> _RECORD SET_:
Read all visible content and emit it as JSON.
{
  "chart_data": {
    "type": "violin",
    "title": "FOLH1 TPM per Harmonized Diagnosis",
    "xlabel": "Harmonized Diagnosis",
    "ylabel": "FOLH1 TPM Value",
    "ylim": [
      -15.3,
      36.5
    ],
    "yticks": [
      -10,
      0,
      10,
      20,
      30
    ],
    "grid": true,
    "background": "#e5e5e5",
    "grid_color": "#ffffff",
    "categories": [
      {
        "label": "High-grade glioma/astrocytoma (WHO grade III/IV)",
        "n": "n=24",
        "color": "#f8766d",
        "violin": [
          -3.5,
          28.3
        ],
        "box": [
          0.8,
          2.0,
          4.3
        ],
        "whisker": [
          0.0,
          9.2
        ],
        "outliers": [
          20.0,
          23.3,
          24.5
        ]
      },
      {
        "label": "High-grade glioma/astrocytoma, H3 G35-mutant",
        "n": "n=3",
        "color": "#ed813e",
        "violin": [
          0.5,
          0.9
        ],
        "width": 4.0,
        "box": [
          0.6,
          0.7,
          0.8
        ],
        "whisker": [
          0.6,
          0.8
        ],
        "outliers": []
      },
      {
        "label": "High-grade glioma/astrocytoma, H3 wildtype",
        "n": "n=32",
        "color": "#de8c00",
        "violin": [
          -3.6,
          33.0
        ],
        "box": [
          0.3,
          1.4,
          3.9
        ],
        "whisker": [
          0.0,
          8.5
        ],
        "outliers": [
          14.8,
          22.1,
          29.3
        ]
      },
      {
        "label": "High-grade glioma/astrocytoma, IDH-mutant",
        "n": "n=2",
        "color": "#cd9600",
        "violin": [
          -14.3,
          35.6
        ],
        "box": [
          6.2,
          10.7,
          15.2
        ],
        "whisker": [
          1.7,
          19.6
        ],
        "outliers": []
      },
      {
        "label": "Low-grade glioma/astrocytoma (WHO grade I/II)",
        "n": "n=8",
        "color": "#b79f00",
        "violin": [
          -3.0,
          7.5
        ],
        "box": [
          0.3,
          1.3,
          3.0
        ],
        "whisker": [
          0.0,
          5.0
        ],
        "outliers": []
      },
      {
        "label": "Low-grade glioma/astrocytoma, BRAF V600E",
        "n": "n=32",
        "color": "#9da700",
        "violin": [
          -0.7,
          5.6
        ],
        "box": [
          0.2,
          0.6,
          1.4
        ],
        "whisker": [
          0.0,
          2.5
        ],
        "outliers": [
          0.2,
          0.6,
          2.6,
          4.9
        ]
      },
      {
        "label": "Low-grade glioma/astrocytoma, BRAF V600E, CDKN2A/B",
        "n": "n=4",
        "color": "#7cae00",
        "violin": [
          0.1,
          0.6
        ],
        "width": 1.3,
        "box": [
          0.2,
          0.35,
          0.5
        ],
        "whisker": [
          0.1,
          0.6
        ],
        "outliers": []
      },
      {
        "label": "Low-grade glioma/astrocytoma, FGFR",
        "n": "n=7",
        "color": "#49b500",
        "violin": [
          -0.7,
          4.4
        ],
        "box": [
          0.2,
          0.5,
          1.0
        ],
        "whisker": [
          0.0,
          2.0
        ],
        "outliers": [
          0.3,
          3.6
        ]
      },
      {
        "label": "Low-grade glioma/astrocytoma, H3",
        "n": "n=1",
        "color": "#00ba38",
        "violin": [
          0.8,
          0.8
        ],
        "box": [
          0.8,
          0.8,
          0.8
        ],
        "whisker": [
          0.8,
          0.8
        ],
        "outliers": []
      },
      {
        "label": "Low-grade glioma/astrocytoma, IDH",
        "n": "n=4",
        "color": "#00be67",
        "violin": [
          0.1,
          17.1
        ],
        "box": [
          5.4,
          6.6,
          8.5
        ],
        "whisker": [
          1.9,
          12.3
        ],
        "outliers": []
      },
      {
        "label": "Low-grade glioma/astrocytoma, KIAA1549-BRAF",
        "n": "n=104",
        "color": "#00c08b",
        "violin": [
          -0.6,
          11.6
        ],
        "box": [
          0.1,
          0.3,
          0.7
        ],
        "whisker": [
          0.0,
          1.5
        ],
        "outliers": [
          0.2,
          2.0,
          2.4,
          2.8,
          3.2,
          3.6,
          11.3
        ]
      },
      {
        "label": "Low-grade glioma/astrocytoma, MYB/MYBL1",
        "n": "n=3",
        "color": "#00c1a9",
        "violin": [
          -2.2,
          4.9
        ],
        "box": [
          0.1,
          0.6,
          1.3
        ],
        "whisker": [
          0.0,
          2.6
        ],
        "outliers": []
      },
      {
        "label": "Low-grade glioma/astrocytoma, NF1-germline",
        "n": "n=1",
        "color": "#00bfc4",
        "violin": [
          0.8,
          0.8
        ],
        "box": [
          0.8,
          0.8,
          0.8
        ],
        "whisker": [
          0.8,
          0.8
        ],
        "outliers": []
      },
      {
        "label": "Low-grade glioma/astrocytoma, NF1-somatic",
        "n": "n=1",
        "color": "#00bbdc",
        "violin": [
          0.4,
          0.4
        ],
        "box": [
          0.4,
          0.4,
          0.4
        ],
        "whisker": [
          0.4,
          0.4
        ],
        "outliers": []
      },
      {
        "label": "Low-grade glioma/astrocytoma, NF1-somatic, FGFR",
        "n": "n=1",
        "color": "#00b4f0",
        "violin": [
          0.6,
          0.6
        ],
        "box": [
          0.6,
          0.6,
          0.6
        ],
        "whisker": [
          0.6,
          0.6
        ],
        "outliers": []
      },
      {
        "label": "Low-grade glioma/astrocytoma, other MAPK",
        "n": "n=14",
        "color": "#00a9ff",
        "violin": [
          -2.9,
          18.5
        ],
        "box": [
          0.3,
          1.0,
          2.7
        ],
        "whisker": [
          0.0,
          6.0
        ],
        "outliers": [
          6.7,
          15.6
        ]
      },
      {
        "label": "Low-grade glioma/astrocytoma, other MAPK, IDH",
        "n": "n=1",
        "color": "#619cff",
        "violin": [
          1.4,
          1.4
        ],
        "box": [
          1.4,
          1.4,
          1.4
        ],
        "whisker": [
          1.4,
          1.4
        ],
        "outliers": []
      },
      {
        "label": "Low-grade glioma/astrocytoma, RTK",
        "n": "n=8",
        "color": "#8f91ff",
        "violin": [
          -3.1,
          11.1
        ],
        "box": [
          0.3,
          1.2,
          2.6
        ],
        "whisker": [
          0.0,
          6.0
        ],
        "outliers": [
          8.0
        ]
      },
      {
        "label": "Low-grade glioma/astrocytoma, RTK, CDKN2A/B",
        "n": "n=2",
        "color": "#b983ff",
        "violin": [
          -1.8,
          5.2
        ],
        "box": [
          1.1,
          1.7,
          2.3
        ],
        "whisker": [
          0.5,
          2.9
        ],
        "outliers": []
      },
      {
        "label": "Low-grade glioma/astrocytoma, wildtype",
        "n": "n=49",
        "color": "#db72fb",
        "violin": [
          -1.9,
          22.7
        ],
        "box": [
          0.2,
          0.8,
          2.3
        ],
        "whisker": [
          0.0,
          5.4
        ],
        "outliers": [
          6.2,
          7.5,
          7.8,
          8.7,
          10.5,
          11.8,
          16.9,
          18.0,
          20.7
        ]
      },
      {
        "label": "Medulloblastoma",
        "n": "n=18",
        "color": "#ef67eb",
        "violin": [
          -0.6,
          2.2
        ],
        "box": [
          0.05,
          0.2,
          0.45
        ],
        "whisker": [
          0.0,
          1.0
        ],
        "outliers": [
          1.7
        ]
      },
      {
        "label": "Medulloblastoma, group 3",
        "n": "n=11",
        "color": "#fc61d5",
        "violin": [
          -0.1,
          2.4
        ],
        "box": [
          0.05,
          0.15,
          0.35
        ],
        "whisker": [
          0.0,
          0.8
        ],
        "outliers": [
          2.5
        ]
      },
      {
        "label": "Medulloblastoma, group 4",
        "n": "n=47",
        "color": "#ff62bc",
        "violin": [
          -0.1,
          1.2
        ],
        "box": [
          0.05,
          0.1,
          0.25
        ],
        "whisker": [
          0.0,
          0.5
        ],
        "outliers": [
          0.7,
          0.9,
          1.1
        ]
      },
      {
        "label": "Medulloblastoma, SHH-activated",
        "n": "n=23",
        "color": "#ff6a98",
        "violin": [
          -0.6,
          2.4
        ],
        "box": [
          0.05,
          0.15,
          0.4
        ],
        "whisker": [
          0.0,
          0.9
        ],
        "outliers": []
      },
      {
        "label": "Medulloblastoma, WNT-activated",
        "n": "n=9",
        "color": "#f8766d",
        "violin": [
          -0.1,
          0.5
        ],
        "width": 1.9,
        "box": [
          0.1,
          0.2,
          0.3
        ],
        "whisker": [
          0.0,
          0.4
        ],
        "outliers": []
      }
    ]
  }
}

> _EXERCISE TASK_:
Pull out all lines containing the word "BRAF" from the entries above.

> _IN RESPONSE_:
        "label": "Low-grade glioma/astrocytoma, BRAF V600E",
        "label": "Low-grade glioma/astrocytoma, BRAF V600E, CDKN2A/B",
        "label": "Low-grade glioma/astrocytoma, KIAA1549-BRAF",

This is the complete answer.